## Part of a data file
■ ■ ■ ■ ■ ■ ■

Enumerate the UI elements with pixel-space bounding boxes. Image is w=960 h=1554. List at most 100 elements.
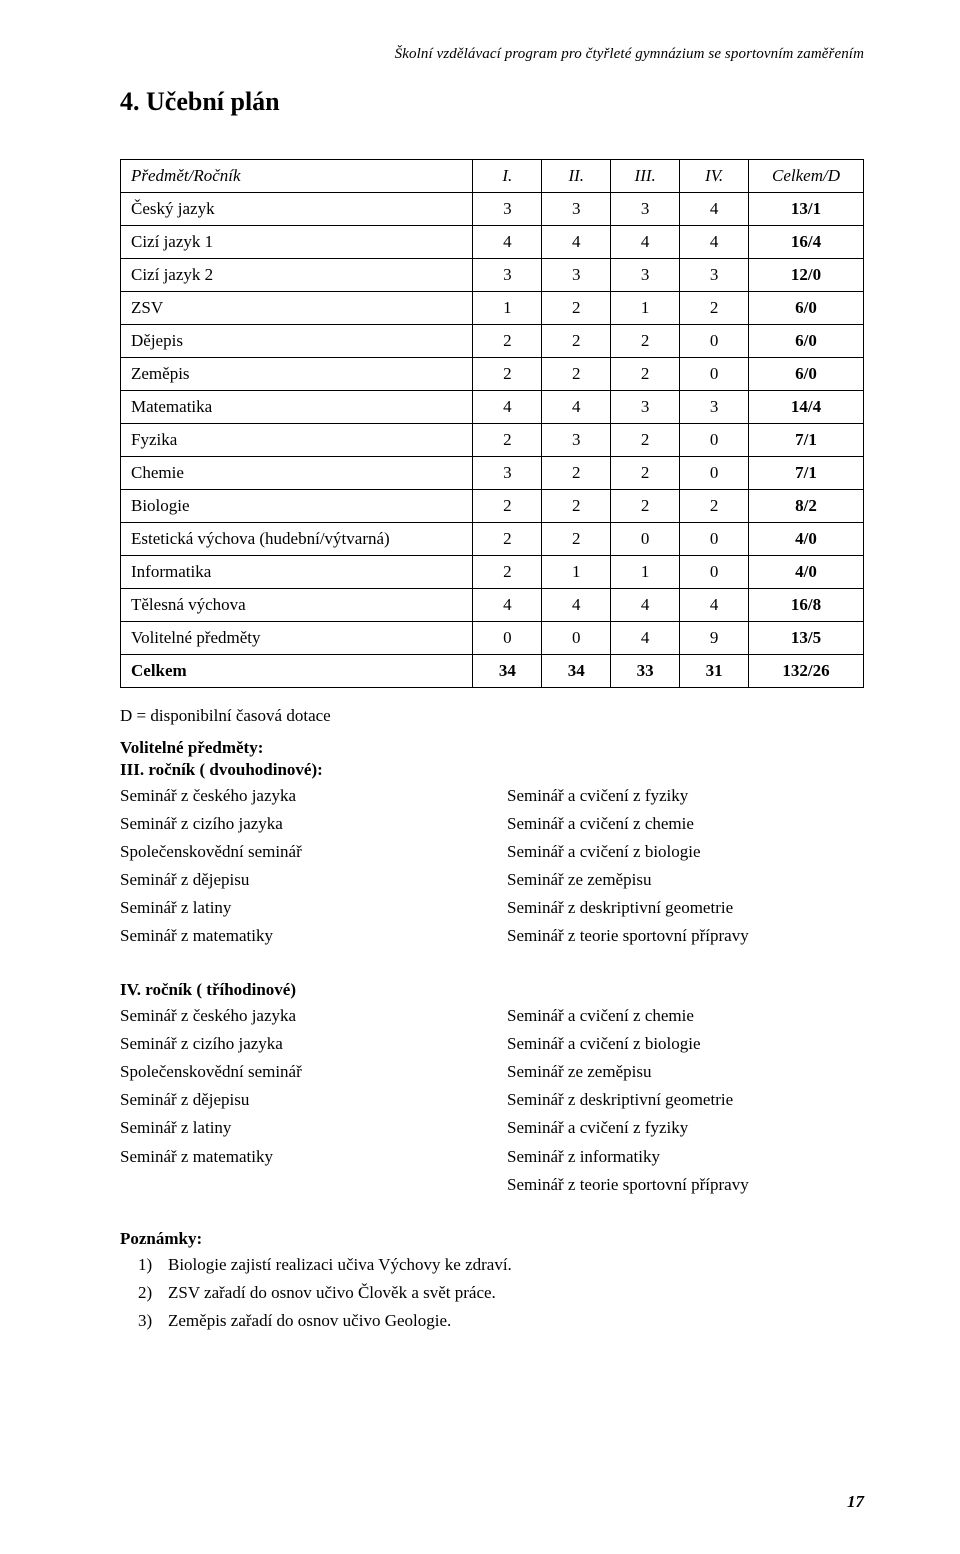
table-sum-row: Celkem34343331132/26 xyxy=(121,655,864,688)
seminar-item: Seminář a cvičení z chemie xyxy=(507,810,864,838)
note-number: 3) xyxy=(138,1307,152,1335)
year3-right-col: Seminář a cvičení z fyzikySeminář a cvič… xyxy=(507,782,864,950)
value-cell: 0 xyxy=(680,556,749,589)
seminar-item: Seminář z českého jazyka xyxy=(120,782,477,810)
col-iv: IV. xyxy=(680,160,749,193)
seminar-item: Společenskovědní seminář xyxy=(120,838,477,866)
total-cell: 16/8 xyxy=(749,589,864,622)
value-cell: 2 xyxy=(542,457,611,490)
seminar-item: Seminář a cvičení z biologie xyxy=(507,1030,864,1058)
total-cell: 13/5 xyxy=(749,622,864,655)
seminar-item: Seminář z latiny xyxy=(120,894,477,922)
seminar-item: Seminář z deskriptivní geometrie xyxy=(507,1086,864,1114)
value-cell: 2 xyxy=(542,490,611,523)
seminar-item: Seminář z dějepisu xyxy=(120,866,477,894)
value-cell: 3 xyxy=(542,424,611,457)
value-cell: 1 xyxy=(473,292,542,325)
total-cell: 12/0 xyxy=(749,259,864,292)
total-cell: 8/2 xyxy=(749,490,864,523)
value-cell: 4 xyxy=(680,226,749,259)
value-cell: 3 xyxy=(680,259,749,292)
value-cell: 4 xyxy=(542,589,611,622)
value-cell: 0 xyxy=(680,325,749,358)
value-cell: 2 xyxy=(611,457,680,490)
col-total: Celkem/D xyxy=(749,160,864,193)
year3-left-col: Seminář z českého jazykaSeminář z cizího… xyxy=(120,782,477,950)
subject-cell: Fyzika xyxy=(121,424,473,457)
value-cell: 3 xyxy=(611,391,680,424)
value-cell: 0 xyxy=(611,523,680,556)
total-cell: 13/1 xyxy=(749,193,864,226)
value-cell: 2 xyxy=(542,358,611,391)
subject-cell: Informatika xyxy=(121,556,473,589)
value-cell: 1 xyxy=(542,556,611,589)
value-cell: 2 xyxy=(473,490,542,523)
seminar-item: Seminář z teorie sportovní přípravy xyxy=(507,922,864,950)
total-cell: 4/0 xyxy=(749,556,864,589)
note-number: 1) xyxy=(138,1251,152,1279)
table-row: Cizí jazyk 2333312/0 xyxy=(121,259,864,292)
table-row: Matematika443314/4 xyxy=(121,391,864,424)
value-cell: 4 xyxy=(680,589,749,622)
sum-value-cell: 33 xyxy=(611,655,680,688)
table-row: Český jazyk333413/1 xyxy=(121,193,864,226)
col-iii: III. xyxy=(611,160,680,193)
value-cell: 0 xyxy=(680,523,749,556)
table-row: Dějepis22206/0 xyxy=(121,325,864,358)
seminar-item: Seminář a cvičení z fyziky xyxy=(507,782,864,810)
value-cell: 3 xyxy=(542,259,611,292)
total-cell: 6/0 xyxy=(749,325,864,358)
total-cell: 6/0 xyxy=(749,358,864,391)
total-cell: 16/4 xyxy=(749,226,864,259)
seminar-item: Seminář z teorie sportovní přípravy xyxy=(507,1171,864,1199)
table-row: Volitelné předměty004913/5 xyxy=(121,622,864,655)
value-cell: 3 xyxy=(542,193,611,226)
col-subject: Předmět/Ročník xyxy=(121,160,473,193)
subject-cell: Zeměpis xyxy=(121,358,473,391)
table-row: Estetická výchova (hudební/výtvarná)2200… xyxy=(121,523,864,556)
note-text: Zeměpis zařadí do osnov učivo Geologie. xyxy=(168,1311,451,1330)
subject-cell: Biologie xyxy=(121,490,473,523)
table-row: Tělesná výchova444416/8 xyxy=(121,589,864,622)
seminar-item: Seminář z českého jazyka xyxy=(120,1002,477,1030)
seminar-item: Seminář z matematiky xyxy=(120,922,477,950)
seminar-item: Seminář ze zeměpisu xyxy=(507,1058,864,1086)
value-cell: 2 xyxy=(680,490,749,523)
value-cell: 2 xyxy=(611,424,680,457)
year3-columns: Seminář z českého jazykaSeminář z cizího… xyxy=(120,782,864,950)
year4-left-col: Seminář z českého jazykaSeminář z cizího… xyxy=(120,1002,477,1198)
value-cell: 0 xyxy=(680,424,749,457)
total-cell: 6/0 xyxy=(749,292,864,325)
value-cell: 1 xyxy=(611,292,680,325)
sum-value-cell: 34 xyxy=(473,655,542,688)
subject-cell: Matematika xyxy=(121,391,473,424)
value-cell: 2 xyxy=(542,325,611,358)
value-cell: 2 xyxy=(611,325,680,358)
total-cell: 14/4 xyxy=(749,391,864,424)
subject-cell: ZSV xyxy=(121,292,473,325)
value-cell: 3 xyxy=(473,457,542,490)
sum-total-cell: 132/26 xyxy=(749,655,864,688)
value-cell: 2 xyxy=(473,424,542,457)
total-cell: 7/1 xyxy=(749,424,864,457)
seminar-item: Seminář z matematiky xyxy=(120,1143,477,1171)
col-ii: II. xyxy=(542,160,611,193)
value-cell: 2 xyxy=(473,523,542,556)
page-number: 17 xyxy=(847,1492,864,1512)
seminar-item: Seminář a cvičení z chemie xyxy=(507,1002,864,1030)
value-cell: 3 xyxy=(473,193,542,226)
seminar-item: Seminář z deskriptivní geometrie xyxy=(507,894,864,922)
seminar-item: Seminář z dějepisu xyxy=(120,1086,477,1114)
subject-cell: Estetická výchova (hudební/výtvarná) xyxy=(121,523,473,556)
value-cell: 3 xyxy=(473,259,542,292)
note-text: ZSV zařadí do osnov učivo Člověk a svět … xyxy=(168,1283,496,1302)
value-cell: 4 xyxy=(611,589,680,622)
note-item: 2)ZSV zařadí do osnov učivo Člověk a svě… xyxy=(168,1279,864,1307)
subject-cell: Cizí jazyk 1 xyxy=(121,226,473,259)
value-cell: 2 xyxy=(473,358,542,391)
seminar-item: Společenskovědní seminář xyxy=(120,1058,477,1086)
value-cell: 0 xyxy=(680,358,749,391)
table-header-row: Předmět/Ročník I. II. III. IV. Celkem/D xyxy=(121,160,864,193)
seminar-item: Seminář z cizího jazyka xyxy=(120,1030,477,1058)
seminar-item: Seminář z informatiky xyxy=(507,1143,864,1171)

■ ■ ■ ■ ■ ■ ■

## Work to complete
Edit the data above by swapping every "seminar-item" for "seminar-entry" and leaving all else unchanged, then write the lines out again. Omit the pictures from your answer.

## The reply
Enumerate the UI elements with pixel-space bounding boxes. Image is w=960 h=1554. List at most 100 elements.
table-sum-row: Celkem34343331132/26 xyxy=(121,655,864,688)
seminar-entry: Seminář a cvičení z chemie xyxy=(507,810,864,838)
note-number: 3) xyxy=(138,1307,152,1335)
year3-right-col: Seminář a cvičení z fyzikySeminář a cvič… xyxy=(507,782,864,950)
value-cell: 0 xyxy=(680,556,749,589)
seminar-entry: Seminář z českého jazyka xyxy=(120,782,477,810)
col-iv: IV. xyxy=(680,160,749,193)
seminar-entry: Společenskovědní seminář xyxy=(120,838,477,866)
total-cell: 16/8 xyxy=(749,589,864,622)
value-cell: 2 xyxy=(542,457,611,490)
seminar-entry: Seminář a cvičení z biologie xyxy=(507,1030,864,1058)
total-cell: 13/5 xyxy=(749,622,864,655)
seminar-entry: Seminář z latiny xyxy=(120,894,477,922)
seminar-entry: Seminář z deskriptivní geometrie xyxy=(507,1086,864,1114)
value-cell: 2 xyxy=(542,490,611,523)
seminar-entry: Seminář z dějepisu xyxy=(120,866,477,894)
value-cell: 3 xyxy=(542,424,611,457)
value-cell: 1 xyxy=(473,292,542,325)
total-cell: 12/0 xyxy=(749,259,864,292)
total-cell: 8/2 xyxy=(749,490,864,523)
value-cell: 4 xyxy=(680,226,749,259)
value-cell: 3 xyxy=(680,259,749,292)
value-cell: 4 xyxy=(542,589,611,622)
value-cell: 0 xyxy=(680,325,749,358)
value-cell: 2 xyxy=(611,457,680,490)
col-total: Celkem/D xyxy=(749,160,864,193)
year3-left-col: Seminář z českého jazykaSeminář z cizího… xyxy=(120,782,477,950)
subject-cell: Fyzika xyxy=(121,424,473,457)
value-cell: 3 xyxy=(611,391,680,424)
value-cell: 0 xyxy=(611,523,680,556)
total-cell: 13/1 xyxy=(749,193,864,226)
value-cell: 2 xyxy=(542,358,611,391)
subject-cell: Informatika xyxy=(121,556,473,589)
value-cell: 1 xyxy=(542,556,611,589)
value-cell: 2 xyxy=(473,490,542,523)
seminar-entry: Seminář z teorie sportovní přípravy xyxy=(507,922,864,950)
total-cell: 4/0 xyxy=(749,556,864,589)
note-number: 1) xyxy=(138,1251,152,1279)
table-row: Cizí jazyk 2333312/0 xyxy=(121,259,864,292)
table-row: Matematika443314/4 xyxy=(121,391,864,424)
value-cell: 4 xyxy=(680,589,749,622)
sum-value-cell: 33 xyxy=(611,655,680,688)
table-row: Český jazyk333413/1 xyxy=(121,193,864,226)
col-iii: III. xyxy=(611,160,680,193)
value-cell: 0 xyxy=(680,523,749,556)
table-row: Dějepis22206/0 xyxy=(121,325,864,358)
seminar-entry: Seminář a cvičení z fyziky xyxy=(507,782,864,810)
value-cell: 3 xyxy=(542,259,611,292)
total-cell: 6/0 xyxy=(749,325,864,358)
total-cell: 6/0 xyxy=(749,358,864,391)
total-cell: 16/4 xyxy=(749,226,864,259)
seminar-entry: Seminář z teorie sportovní přípravy xyxy=(507,1171,864,1199)
table-row: Volitelné předměty004913/5 xyxy=(121,622,864,655)
value-cell: 3 xyxy=(542,193,611,226)
col-subject: Předmět/Ročník xyxy=(121,160,473,193)
subject-cell: Zeměpis xyxy=(121,358,473,391)
table-row: Estetická výchova (hudební/výtvarná)2200… xyxy=(121,523,864,556)
note-text: Zeměpis zařadí do osnov učivo Geologie. xyxy=(168,1311,451,1330)
subject-cell: Biologie xyxy=(121,490,473,523)
table-row: Tělesná výchova444416/8 xyxy=(121,589,864,622)
seminar-entry: Seminář z českého jazyka xyxy=(120,1002,477,1030)
seminar-entry: Seminář z matematiky xyxy=(120,922,477,950)
seminar-entry: Seminář ze zeměpisu xyxy=(507,1058,864,1086)
value-cell: 2 xyxy=(680,490,749,523)
value-cell: 2 xyxy=(611,424,680,457)
year3-columns: Seminář z českého jazykaSeminář z cizího… xyxy=(120,782,864,950)
year4-left-col: Seminář z českého jazykaSeminář z cizího… xyxy=(120,1002,477,1198)
value-cell: 0 xyxy=(680,424,749,457)
total-cell: 6/0 xyxy=(749,292,864,325)
value-cell: 1 xyxy=(611,292,680,325)
sum-value-cell: 34 xyxy=(473,655,542,688)
subject-cell: Matematika xyxy=(121,391,473,424)
value-cell: 2 xyxy=(542,325,611,358)
value-cell: 2 xyxy=(611,325,680,358)
total-cell: 14/4 xyxy=(749,391,864,424)
subject-cell: ZSV xyxy=(121,292,473,325)
value-cell: 3 xyxy=(473,457,542,490)
sum-total-cell: 132/26 xyxy=(749,655,864,688)
value-cell: 2 xyxy=(473,424,542,457)
total-cell: 7/1 xyxy=(749,424,864,457)
seminar-entry: Seminář z matematiky xyxy=(120,1143,477,1171)
col-ii: II. xyxy=(542,160,611,193)
value-cell: 2 xyxy=(473,523,542,556)
page-number: 17 xyxy=(847,1492,864,1512)
seminar-entry: Seminář a cvičení z chemie xyxy=(507,1002,864,1030)
value-cell: 3 xyxy=(473,193,542,226)
seminar-entry: Seminář z deskriptivní geometrie xyxy=(507,894,864,922)
seminar-entry: Seminář z dějepisu xyxy=(120,1086,477,1114)
subject-cell: Estetická výchova (hudební/výtvarná) xyxy=(121,523,473,556)
value-cell: 3 xyxy=(473,259,542,292)
note-text: ZSV zařadí do osnov učivo Člověk a svět … xyxy=(168,1283,496,1302)
value-cell: 4 xyxy=(611,589,680,622)
note-item: 2)ZSV zařadí do osnov učivo Člověk a svě… xyxy=(168,1279,864,1307)
subject-cell: Cizí jazyk 1 xyxy=(121,226,473,259)
value-cell: 2 xyxy=(473,358,542,391)
seminar-entry: Společenskovědní seminář xyxy=(120,1058,477,1086)
value-cell: 0 xyxy=(680,358,749,391)
table-header-row: Předmět/Ročník I. II. III. IV. Celkem/D xyxy=(121,160,864,193)
seminar-entry: Seminář z cizího jazyka xyxy=(120,1030,477,1058)
seminar-entry: Seminář z informatiky xyxy=(507,1143,864,1171)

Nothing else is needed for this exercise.